Aim of the task: Below are some records. Pull every line that contains the word "迈得美超市绿畅直营店".

--- Stored rows ---

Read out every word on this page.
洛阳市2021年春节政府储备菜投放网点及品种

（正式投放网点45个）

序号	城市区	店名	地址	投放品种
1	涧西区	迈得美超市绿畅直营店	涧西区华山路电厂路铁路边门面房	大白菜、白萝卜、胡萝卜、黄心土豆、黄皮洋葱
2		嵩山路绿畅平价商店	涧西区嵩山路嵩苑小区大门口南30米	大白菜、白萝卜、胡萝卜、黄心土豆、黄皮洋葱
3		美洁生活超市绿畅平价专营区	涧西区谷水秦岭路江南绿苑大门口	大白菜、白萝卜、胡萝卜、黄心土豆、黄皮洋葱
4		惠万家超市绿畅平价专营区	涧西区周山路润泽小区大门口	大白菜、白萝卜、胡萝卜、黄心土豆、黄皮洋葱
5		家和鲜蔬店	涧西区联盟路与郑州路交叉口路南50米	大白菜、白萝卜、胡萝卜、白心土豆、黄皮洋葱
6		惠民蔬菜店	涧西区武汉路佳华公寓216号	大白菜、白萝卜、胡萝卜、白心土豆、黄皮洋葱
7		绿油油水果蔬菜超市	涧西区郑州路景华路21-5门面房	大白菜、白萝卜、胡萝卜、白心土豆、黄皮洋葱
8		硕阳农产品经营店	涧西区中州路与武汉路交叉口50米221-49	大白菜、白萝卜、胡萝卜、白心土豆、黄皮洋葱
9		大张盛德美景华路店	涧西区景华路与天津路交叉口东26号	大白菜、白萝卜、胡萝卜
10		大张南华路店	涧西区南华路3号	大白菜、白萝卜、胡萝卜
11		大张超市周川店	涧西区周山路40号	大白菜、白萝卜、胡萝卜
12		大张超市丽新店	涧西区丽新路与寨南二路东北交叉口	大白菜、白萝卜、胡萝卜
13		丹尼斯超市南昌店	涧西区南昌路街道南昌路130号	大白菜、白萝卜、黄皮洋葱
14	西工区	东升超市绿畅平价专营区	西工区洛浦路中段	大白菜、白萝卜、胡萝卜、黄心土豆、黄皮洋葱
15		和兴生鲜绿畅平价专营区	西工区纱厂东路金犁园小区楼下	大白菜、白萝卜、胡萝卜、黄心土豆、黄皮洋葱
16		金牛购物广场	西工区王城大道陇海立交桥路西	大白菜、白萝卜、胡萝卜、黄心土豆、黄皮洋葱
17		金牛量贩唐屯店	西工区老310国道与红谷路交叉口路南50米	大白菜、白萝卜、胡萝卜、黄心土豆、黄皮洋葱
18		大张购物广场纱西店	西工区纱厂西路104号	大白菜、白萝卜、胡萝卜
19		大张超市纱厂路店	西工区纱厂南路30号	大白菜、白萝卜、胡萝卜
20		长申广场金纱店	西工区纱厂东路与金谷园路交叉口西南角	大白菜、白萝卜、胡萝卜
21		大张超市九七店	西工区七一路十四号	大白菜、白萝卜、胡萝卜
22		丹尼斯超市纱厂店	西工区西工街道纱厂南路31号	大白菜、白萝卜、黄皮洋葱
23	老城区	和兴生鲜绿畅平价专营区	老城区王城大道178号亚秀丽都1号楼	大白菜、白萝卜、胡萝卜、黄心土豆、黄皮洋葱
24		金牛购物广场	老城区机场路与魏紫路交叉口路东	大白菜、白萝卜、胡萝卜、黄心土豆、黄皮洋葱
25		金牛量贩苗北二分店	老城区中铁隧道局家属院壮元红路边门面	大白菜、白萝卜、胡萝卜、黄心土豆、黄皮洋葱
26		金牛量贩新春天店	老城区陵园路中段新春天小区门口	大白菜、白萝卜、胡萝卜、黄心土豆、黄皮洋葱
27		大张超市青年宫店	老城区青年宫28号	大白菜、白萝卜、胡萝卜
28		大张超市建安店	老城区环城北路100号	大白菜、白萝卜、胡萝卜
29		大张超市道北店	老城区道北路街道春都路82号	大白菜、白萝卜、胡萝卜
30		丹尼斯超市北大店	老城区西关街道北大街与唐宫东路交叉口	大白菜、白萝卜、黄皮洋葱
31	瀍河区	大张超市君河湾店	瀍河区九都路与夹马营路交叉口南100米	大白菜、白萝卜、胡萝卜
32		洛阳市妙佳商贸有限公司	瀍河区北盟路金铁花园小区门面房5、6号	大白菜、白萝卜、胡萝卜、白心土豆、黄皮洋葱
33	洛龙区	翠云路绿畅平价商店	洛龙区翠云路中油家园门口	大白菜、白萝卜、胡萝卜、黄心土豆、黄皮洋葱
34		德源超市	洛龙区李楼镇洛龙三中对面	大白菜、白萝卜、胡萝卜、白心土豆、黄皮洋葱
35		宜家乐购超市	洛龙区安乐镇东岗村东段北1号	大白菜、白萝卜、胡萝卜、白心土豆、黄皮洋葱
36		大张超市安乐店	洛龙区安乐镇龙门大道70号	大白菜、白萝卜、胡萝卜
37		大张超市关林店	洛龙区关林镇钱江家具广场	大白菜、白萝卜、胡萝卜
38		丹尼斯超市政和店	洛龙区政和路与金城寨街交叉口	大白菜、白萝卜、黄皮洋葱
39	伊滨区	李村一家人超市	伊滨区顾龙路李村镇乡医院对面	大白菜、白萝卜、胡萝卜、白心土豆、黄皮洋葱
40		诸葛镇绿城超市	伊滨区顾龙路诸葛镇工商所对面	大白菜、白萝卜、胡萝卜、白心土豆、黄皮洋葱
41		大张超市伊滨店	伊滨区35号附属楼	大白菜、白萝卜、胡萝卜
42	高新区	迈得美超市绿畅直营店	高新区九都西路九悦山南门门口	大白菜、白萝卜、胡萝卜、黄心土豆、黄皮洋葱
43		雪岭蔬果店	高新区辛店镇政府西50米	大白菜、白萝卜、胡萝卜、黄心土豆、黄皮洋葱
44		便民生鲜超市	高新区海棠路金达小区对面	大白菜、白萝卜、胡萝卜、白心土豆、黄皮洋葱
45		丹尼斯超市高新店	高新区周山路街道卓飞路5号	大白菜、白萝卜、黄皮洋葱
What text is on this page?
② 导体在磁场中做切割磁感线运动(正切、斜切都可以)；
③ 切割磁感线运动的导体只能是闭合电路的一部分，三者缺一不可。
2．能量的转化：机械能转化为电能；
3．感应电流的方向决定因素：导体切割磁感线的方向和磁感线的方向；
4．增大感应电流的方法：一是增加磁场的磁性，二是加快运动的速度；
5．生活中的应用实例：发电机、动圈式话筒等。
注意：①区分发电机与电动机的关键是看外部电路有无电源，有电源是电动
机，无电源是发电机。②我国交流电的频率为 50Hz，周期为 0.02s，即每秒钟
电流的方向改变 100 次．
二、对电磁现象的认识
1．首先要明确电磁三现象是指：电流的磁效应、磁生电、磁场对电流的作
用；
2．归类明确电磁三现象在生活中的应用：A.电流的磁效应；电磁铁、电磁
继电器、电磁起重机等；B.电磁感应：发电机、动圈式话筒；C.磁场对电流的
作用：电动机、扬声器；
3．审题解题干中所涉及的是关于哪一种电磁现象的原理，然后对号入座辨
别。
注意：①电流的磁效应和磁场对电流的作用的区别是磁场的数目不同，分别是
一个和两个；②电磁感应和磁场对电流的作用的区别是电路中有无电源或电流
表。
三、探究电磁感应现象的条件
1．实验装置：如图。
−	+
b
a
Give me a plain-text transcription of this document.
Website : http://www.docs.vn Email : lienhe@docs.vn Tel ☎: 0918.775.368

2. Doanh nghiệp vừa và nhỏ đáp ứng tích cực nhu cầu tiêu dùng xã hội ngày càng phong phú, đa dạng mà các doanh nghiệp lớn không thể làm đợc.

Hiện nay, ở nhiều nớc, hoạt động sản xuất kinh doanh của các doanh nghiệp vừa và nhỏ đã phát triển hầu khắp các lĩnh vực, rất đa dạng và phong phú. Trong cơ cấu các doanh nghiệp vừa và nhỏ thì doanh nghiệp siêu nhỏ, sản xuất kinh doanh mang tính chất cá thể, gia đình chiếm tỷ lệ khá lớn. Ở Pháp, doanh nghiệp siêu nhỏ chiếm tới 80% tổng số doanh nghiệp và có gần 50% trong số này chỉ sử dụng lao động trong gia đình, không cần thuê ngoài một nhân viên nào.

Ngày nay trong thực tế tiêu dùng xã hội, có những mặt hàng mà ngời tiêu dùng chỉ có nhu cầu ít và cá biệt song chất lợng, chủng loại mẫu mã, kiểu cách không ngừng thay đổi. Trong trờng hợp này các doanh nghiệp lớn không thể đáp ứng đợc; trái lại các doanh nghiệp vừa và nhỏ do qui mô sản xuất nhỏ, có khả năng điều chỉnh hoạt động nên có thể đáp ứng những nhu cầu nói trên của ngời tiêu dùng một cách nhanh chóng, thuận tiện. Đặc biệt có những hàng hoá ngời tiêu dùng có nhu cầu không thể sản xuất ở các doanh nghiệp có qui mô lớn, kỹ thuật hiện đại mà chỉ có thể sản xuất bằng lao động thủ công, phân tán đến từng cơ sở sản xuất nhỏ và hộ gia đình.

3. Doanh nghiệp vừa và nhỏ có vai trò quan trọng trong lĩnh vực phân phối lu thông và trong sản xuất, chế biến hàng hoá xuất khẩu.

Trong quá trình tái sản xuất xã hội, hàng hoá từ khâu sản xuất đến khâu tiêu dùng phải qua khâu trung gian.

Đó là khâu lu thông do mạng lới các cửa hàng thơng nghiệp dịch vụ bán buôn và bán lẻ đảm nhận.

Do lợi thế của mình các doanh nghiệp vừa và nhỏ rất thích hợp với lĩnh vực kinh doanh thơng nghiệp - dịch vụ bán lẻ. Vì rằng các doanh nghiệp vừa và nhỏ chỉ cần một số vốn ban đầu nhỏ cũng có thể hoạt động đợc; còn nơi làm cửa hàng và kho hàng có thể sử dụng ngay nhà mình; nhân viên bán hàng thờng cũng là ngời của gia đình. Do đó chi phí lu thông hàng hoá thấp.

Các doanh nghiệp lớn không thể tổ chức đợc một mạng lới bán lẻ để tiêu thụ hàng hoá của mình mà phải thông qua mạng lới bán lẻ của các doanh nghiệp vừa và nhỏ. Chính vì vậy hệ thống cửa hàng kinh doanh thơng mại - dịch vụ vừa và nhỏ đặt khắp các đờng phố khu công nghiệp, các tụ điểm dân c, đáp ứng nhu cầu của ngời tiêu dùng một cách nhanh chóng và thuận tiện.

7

---

Worked solution:
1	涧西区	迈得美超市绿畅直营店	涧西区华山路电厂路铁路边门面房	大白菜、白萝卜、胡萝卜、黄心土豆、黄皮洋葱
42	高新区	迈得美超市绿畅直营店	高新区九都西路九悦山南门门口	大白菜、白萝卜、胡萝卜、黄心土豆、黄皮洋葱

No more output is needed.